The reply should hold every entry exactly as written and none of the pictures.

--------------------------------

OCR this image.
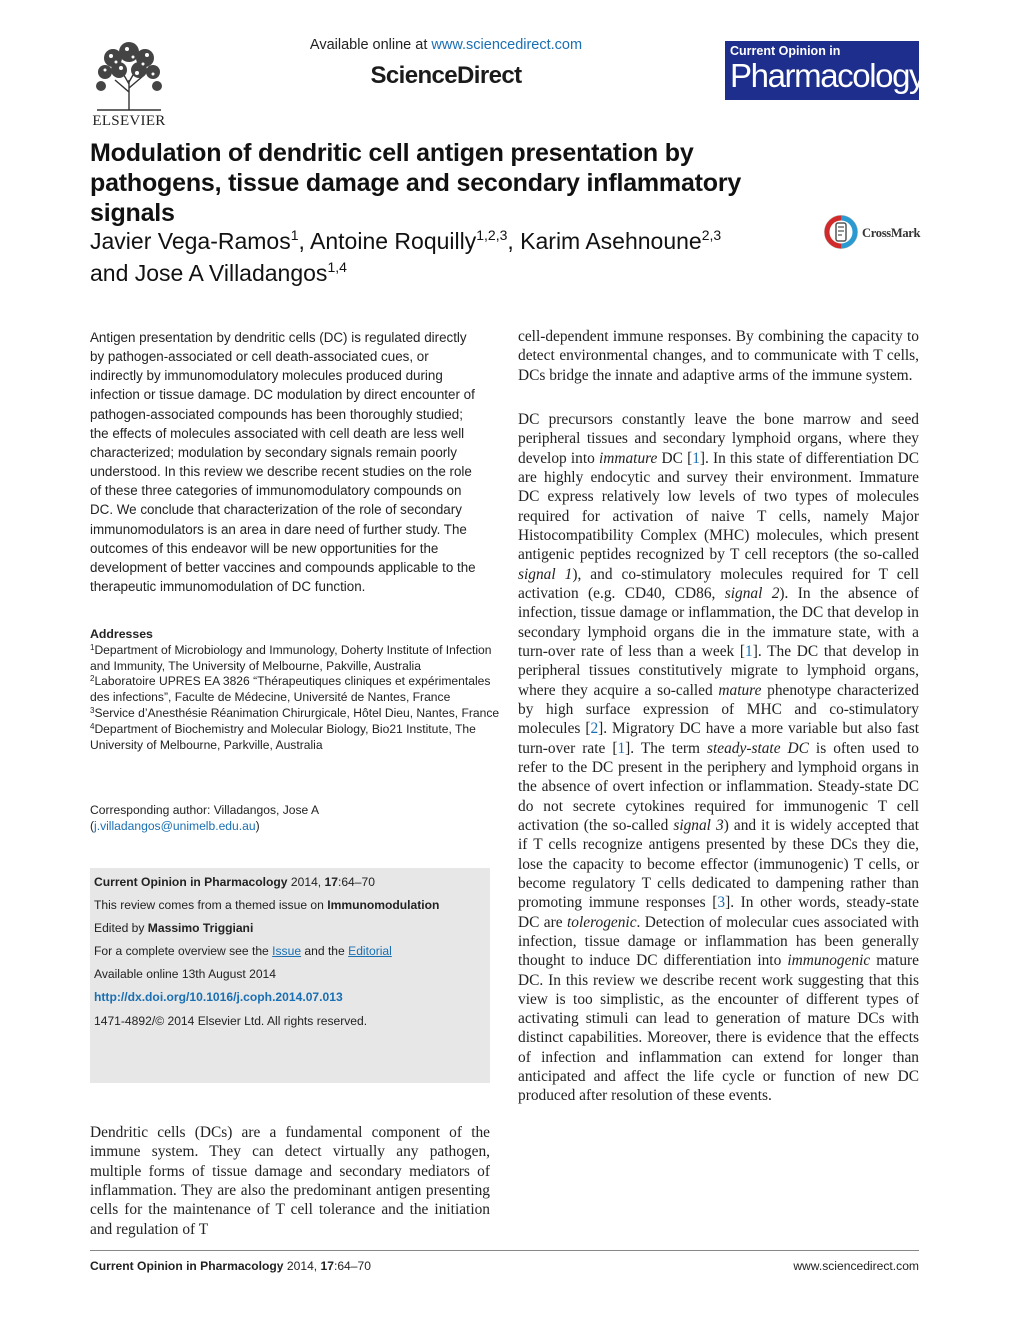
ELSEVIER
Available online at www.sciencedirect.com
ScienceDirect
Current Opinion in
Pharmacology
Modulation of dendritic cell antigen presentation by pathogens, tissue damage and secondary inflammatory signals
Javier Vega-Ramos$^1$, Antoine Roquilly$^{1,2,3}$, Karim Asehnoune$^{2,3}$
and Jose A Villadangos$^{1,4}$
CrossMark

Antigen presentation by dendritic cells (DC) is regulated directly by pathogen-associated or cell death-associated cues, or indirectly by immunomodulatory molecules produced during infection or tissue damage. DC modulation by direct encounter of pathogen-associated compounds has been thoroughly studied; the effects of molecules associated with cell death are less well characterized; modulation by secondary signals remain poorly understood. In this review we describe recent studies on the role of these three categories of immunomodulatory compounds on DC. We conclude that characterization of the role of secondary immunomodulators is an area in dare need of further study. The outcomes of this endeavor will be new opportunities for the development of better vaccines and compounds applicable to the therapeutic immunomodulation of DC function.

Addresses
$^1$Department of Microbiology and Immunology, Doherty Institute of Infection and Immunity, The University of Melbourne, Pakville, Australia
$^2$Laboratoire UPRES EA 3826 “Thérapeutiques cliniques et expérimentales des infections”, Faculte de Médecine, Université de Nantes, France
$^3$Service d’Anesthésie Réanimation Chirurgicale, Hôtel Dieu, Nantes, France
$^4$Department of Biochemistry and Molecular Biology, Bio21 Institute, The University of Melbourne, Parkville, Australia
Corresponding author: Villadangos, Jose A
(j.villadangos@unimelb.edu.au)
Current Opinion in Pharmacology 2014, 17:64–70
This review comes from a themed issue on Immunomodulation
Edited by Massimo Triggiani
For a complete overview see the Issue and the Editorial
Available online 13th August 2014
http://dx.doi.org/10.1016/j.coph.2014.07.013
1471-4892/© 2014 Elsevier Ltd. All rights reserved.

Dendritic cells (DCs) are a fundamental component of the immune system. They can detect virtually any pathogen, multiple forms of tissue damage and secondary mediators of inflammation. They are also the predominant antigen presenting cells for the maintenance of T cell tolerance and the initiation and regulation of T

cell-dependent immune responses. By combining the capacity to detect environmental changes, and to communicate with T cells, DCs bridge the innate and adaptive arms of the immune system.

DC precursors constantly leave the bone marrow and seed peripheral tissues and secondary lymphoid organs, where they develop into immature DC [1]. In this state of differentiation DC are highly endocytic and survey their environment. Immature DC express relatively low levels of two types of molecules required for activation of naive T cells, namely Major Histocompatibility Complex (MHC) molecules, which present antigenic peptides recognized by T cell receptors (the so-called signal 1), and co-stimulatory molecules required for T cell activation (e.g. CD40, CD86, signal 2). In the absence of infection, tissue damage or inflammation, the DC that develop in secondary lymphoid organs die in the immature state, with a turn-over rate of less than a week [1]. The DC that develop in peripheral tissues constitutively migrate to lymphoid organs, where they acquire a so-called mature phenotype characterized by high surface expression of MHC and co-stimulatory molecules [2]. Migratory DC have a more variable but also fast turn-over rate [1]. The term steady-state DC is often used to refer to the DC present in the periphery and lymphoid organs in the absence of overt infection or inflammation. Steady-state DC do not secrete cytokines required for immunogenic T cell activation (the so-called signal 3) and it is widely accepted that if T cells recognize antigens presented by these DCs they die, lose the capacity to become effector (immunogenic) T cells, or become regulatory T cells dedicated to dampening rather than promoting immune responses [3]. In other words, steady-state DC are tolerogenic. Detection of molecular cues associated with infection, tissue damage or inflammation has been generally thought to induce DC differentiation into immunogenic mature DC. In this review we describe recent work suggesting that this view is too simplistic, as the encounter of different types of activating stimuli can lead to generation of mature DCs with distinct capabilities. Moreover, there is evidence that the effects of infection and inflammation can extend for longer than anticipated and affect the life cycle or function of new DC produced after resolution of these events.

Current Opinion in Pharmacology 2014, 17:64–70	www.sciencedirect.com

--------------------------------

__Solved problem__
OCR this image.
ELSEVIER
Available online at www.sciencedirect.com
ScienceDirect
Current Opinion in
Pharmacology
Modulation of dendritic cell antigen presentation by pathogens, tissue damage and secondary inflammatory signals
Javier Vega-Ramos$^1$, Antoine Roquilly$^{1,2,3}$, Karim Asehnoune$^{2,3}$
and Jose A Villadangos$^{1,4}$
CrossMark

Antigen presentation by dendritic cells (DC) is regulated directly by pathogen-associated or cell death-associated cues, or indirectly by immunomodulatory molecules produced during infection or tissue damage. DC modulation by direct encounter of pathogen-associated compounds has been thoroughly studied; the effects of molecules associated with cell death are less well characterized; modulation by secondary signals remain poorly understood. In this review we describe recent studies on the role of these three categories of immunomodulatory compounds on DC. We conclude that characterization of the role of secondary immunomodulators is an area in dare need of further study. The outcomes of this endeavor will be new opportunities for the development of better vaccines and compounds applicable to the therapeutic immunomodulation of DC function.

Addresses
$^1$Department of Microbiology and Immunology, Doherty Institute of Infection and Immunity, The University of Melbourne, Pakville, Australia
$^2$Laboratoire UPRES EA 3826 “Thérapeutiques cliniques et expérimentales des infections”, Faculte de Médecine, Université de Nantes, France
$^3$Service d’Anesthésie Réanimation Chirurgicale, Hôtel Dieu, Nantes, France
$^4$Department of Biochemistry and Molecular Biology, Bio21 Institute, The University of Melbourne, Parkville, Australia
Corresponding author: Villadangos, Jose A
(j.villadangos@unimelb.edu.au)
Current Opinion in Pharmacology 2014, 17:64–70
This review comes from a themed issue on Immunomodulation
Edited by Massimo Triggiani
For a complete overview see the Issue and the Editorial
Available online 13th August 2014
http://dx.doi.org/10.1016/j.coph.2014.07.013
1471-4892/© 2014 Elsevier Ltd. All rights reserved.

Dendritic cells (DCs) are a fundamental component of the immune system. They can detect virtually any pathogen, multiple forms of tissue damage and secondary mediators of inflammation. They are also the predominant antigen presenting cells for the maintenance of T cell tolerance and the initiation and regulation of T

cell-dependent immune responses. By combining the capacity to detect environmental changes, and to communicate with T cells, DCs bridge the innate and adaptive arms of the immune system.

DC precursors constantly leave the bone marrow and seed peripheral tissues and secondary lymphoid organs, where they develop into immature DC [1]. In this state of differentiation DC are highly endocytic and survey their environment. Immature DC express relatively low levels of two types of molecules required for activation of naive T cells, namely Major Histocompatibility Complex (MHC) molecules, which present antigenic peptides recognized by T cell receptors (the so-called signal 1), and co-stimulatory molecules required for T cell activation (e.g. CD40, CD86, signal 2). In the absence of infection, tissue damage or inflammation, the DC that develop in secondary lymphoid organs die in the immature state, with a turn-over rate of less than a week [1]. The DC that develop in peripheral tissues constitutively migrate to lymphoid organs, where they acquire a so-called mature phenotype characterized by high surface expression of MHC and co-stimulatory molecules [2]. Migratory DC have a more variable but also fast turn-over rate [1]. The term steady-state DC is often used to refer to the DC present in the periphery and lymphoid organs in the absence of overt infection or inflammation. Steady-state DC do not secrete cytokines required for immunogenic T cell activation (the so-called signal 3) and it is widely accepted that if T cells recognize antigens presented by these DCs they die, lose the capacity to become effector (immunogenic) T cells, or become regulatory T cells dedicated to dampening rather than promoting immune responses [3]. In other words, steady-state DC are tolerogenic. Detection of molecular cues associated with infection, tissue damage or inflammation has been generally thought to induce DC differentiation into immunogenic mature DC. In this review we describe recent work suggesting that this view is too simplistic, as the encounter of different types of activating stimuli can lead to generation of mature DCs with distinct capabilities. Moreover, there is evidence that the effects of infection and inflammation can extend for longer than anticipated and affect the life cycle or function of new DC produced after resolution of these events.

Current Opinion in Pharmacology 2014, 17:64–70	www.sciencedirect.com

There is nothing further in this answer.